Available records:
————————
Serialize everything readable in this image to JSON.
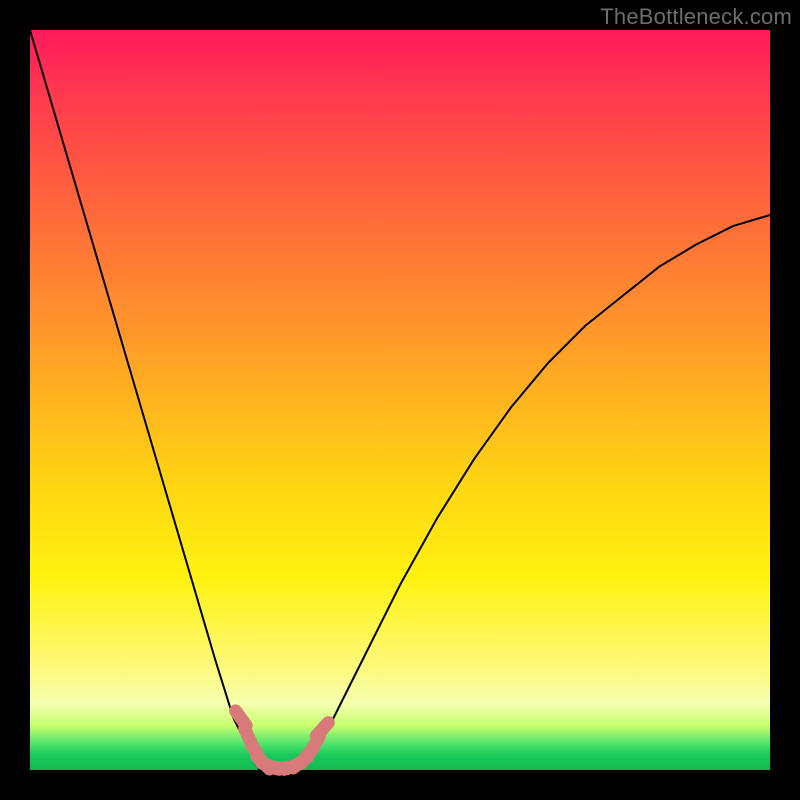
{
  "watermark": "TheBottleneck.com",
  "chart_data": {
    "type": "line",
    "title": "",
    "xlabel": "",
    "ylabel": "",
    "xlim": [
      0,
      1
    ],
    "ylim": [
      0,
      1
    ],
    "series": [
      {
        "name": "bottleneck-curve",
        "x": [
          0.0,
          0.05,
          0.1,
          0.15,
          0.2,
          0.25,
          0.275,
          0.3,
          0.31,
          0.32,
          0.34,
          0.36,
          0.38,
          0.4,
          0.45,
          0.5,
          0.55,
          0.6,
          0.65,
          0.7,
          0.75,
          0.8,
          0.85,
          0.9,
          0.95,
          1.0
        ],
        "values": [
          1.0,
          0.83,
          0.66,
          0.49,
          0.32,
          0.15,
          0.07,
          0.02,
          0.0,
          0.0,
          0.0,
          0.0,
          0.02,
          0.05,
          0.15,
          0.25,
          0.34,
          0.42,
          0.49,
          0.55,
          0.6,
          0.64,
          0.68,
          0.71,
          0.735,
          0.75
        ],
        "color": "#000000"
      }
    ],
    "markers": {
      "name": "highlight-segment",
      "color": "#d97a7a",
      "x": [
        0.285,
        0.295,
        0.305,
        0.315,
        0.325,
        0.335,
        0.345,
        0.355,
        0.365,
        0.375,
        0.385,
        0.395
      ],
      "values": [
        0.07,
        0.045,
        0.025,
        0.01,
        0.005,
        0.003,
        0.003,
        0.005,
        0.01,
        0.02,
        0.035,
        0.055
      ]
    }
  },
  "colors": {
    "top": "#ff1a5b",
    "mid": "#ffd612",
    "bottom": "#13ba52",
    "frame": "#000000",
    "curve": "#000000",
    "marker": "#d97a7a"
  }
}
————————
Omitting all images, retype each line of the records precisely.

Serialize everything readable in this image to JSON.
{
  "watermark": "TheBottleneck.com",
  "chart_data": {
    "type": "line",
    "title": "",
    "xlabel": "",
    "ylabel": "",
    "xlim": [
      0,
      1
    ],
    "ylim": [
      0,
      1
    ],
    "series": [
      {
        "name": "bottleneck-curve",
        "x": [
          0.0,
          0.05,
          0.1,
          0.15,
          0.2,
          0.25,
          0.275,
          0.3,
          0.31,
          0.32,
          0.34,
          0.36,
          0.38,
          0.4,
          0.45,
          0.5,
          0.55,
          0.6,
          0.65,
          0.7,
          0.75,
          0.8,
          0.85,
          0.9,
          0.95,
          1.0
        ],
        "values": [
          1.0,
          0.83,
          0.66,
          0.49,
          0.32,
          0.15,
          0.07,
          0.02,
          0.0,
          0.0,
          0.0,
          0.0,
          0.02,
          0.05,
          0.15,
          0.25,
          0.34,
          0.42,
          0.49,
          0.55,
          0.6,
          0.64,
          0.68,
          0.71,
          0.735,
          0.75
        ],
        "color": "#000000"
      }
    ],
    "markers": {
      "name": "highlight-segment",
      "color": "#d97a7a",
      "x": [
        0.285,
        0.295,
        0.305,
        0.315,
        0.325,
        0.335,
        0.345,
        0.355,
        0.365,
        0.375,
        0.385,
        0.395
      ],
      "values": [
        0.07,
        0.045,
        0.025,
        0.01,
        0.005,
        0.003,
        0.003,
        0.005,
        0.01,
        0.02,
        0.035,
        0.055
      ]
    }
  },
  "colors": {
    "top": "#ff1a5b",
    "mid": "#ffd612",
    "bottom": "#13ba52",
    "frame": "#000000",
    "curve": "#000000",
    "marker": "#d97a7a"
  }
}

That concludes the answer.